#### Instructions to follow:
Write down every entry below once more, exactly.

═══ Working data ═══

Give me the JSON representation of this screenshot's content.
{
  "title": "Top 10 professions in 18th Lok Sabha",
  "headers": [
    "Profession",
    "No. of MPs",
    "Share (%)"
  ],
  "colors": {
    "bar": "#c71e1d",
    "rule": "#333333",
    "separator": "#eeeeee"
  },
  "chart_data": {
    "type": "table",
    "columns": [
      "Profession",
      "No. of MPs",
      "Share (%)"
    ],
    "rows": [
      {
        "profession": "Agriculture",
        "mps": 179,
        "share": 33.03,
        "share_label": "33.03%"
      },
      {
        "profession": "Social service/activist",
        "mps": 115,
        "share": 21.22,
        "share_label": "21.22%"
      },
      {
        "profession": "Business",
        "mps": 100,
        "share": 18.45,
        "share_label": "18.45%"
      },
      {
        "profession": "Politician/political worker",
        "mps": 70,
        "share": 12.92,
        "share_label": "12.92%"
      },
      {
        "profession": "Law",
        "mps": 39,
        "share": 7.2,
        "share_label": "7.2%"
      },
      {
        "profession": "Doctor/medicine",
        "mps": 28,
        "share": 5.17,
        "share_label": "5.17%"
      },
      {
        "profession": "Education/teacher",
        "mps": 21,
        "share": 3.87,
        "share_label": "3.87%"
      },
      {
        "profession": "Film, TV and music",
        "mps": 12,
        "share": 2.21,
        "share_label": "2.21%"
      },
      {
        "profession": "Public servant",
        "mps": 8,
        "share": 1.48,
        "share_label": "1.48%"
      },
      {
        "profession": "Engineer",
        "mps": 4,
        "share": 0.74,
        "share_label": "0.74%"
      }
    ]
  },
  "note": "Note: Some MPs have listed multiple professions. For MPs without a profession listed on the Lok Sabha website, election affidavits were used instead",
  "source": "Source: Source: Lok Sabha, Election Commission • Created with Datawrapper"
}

═══

#### Response below:
Give me the JSON representation of this screenshot's content.
{
  "title": "Top 10 professions in 18th Lok Sabha",
  "headers": [
    "Profession",
    "No. of MPs",
    "Share (%)"
  ],
  "colors": {
    "bar": "#c71e1d",
    "rule": "#333333",
    "separator": "#eeeeee"
  },
  "chart_data": {
    "type": "table",
    "columns": [
      "Profession",
      "No. of MPs",
      "Share (%)"
    ],
    "rows": [
      {
        "profession": "Agriculture",
        "mps": 179,
        "share": 33.03,
        "share_label": "33.03%"
      },
      {
        "profession": "Social service/activist",
        "mps": 115,
        "share": 21.22,
        "share_label": "21.22%"
      },
      {
        "profession": "Business",
        "mps": 100,
        "share": 18.45,
        "share_label": "18.45%"
      },
      {
        "profession": "Politician/political worker",
        "mps": 70,
        "share": 12.92,
        "share_label": "12.92%"
      },
      {
        "profession": "Law",
        "mps": 39,
        "share": 7.2,
        "share_label": "7.2%"
      },
      {
        "profession": "Doctor/medicine",
        "mps": 28,
        "share": 5.17,
        "share_label": "5.17%"
      },
      {
        "profession": "Education/teacher",
        "mps": 21,
        "share": 3.87,
        "share_label": "3.87%"
      },
      {
        "profession": "Film, TV and music",
        "mps": 12,
        "share": 2.21,
        "share_label": "2.21%"
      },
      {
        "profession": "Public servant",
        "mps": 8,
        "share": 1.48,
        "share_label": "1.48%"
      },
      {
        "profession": "Engineer",
        "mps": 4,
        "share": 0.74,
        "share_label": "0.74%"
      }
    ]
  },
  "note": "Note: Some MPs have listed multiple professions. For MPs without a profession listed on the Lok Sabha website, election affidavits were used instead",
  "source": "Source: Source: Lok Sabha, Election Commission • Created with Datawrapper"
}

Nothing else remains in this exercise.